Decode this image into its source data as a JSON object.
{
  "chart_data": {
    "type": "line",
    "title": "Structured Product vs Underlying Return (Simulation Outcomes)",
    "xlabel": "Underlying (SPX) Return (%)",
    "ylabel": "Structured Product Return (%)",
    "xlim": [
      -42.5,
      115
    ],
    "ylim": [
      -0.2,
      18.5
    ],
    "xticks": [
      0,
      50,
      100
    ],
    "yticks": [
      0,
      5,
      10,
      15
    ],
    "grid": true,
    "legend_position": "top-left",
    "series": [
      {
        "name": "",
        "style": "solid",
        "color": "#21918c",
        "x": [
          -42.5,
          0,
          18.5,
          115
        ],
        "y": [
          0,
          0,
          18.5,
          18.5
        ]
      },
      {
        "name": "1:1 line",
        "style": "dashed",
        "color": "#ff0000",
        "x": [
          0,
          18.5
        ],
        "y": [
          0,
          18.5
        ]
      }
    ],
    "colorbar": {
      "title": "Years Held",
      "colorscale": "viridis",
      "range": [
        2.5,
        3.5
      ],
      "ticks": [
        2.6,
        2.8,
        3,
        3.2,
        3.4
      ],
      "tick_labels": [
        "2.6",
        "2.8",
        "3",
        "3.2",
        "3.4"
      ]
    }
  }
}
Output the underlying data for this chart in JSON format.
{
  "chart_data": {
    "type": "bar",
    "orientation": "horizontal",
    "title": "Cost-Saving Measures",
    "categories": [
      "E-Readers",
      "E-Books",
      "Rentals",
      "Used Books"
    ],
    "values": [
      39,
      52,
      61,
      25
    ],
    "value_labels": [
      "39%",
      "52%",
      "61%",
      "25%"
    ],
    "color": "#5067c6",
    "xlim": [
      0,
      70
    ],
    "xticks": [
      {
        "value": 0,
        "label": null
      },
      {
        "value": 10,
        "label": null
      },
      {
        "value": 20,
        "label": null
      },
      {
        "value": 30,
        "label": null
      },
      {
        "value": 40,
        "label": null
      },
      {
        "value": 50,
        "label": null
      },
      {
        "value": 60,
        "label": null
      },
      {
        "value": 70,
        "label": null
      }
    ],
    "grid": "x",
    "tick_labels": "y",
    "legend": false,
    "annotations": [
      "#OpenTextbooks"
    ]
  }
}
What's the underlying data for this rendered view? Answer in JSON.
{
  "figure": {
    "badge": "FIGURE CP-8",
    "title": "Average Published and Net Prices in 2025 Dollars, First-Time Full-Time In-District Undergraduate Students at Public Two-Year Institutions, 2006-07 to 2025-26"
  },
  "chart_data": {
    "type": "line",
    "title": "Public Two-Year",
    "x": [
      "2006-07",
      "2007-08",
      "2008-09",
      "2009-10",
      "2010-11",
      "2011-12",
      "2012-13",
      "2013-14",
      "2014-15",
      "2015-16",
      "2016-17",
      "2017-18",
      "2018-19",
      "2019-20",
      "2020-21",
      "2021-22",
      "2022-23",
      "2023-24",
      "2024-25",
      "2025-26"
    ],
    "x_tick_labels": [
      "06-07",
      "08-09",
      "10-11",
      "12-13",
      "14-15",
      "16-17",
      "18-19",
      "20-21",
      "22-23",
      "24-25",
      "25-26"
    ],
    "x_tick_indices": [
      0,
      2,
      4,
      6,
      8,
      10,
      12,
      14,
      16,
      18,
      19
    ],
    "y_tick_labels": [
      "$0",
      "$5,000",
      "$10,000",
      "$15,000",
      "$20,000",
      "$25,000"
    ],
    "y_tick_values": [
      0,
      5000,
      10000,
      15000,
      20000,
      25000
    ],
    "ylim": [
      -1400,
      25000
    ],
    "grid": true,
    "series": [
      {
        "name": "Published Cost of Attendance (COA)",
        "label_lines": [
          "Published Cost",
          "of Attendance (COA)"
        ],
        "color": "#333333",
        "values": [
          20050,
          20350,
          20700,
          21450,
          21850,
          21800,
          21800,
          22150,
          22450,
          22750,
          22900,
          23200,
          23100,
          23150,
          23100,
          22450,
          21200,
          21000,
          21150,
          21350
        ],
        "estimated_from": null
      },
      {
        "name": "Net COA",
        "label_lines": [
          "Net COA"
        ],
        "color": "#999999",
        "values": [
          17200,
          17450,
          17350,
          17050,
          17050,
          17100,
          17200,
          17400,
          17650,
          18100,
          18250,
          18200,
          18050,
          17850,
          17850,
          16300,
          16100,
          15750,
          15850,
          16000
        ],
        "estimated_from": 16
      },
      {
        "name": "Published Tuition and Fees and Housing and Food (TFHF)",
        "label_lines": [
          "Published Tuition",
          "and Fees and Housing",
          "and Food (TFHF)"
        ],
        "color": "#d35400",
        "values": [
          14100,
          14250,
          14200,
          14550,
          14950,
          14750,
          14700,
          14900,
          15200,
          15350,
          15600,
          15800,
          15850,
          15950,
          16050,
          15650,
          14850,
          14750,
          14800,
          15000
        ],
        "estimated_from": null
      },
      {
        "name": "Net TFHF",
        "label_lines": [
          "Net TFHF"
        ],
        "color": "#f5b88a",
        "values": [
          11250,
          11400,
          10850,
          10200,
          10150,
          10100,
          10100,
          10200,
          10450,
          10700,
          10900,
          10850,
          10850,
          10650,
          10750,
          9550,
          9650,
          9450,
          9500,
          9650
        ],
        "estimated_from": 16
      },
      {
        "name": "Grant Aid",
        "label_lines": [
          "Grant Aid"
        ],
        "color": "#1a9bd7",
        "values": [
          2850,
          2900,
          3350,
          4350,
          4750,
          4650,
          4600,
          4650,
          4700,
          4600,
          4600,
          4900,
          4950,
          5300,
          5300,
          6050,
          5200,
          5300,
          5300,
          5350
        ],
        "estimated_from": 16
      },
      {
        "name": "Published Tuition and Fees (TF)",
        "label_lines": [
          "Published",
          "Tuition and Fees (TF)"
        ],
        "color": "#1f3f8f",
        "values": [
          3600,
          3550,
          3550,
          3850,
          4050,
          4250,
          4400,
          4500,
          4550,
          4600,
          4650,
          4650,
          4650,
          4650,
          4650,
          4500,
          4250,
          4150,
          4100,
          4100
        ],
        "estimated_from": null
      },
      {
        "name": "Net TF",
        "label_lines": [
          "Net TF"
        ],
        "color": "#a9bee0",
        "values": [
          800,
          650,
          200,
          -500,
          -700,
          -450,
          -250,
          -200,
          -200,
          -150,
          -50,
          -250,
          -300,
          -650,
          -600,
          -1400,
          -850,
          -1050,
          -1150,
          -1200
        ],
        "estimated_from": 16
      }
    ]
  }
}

▶ [What is expected] Copy each line of the records above that carries the word "Public".

▶ [Worked answer]
    "title": "Average Published and Net Prices in 2025 Dollars, First-Time Full-Time In-District Undergraduate Students at Public Two-Year Institutions, 2006-07 to 2025-26"
    "title": "Public Two-Year",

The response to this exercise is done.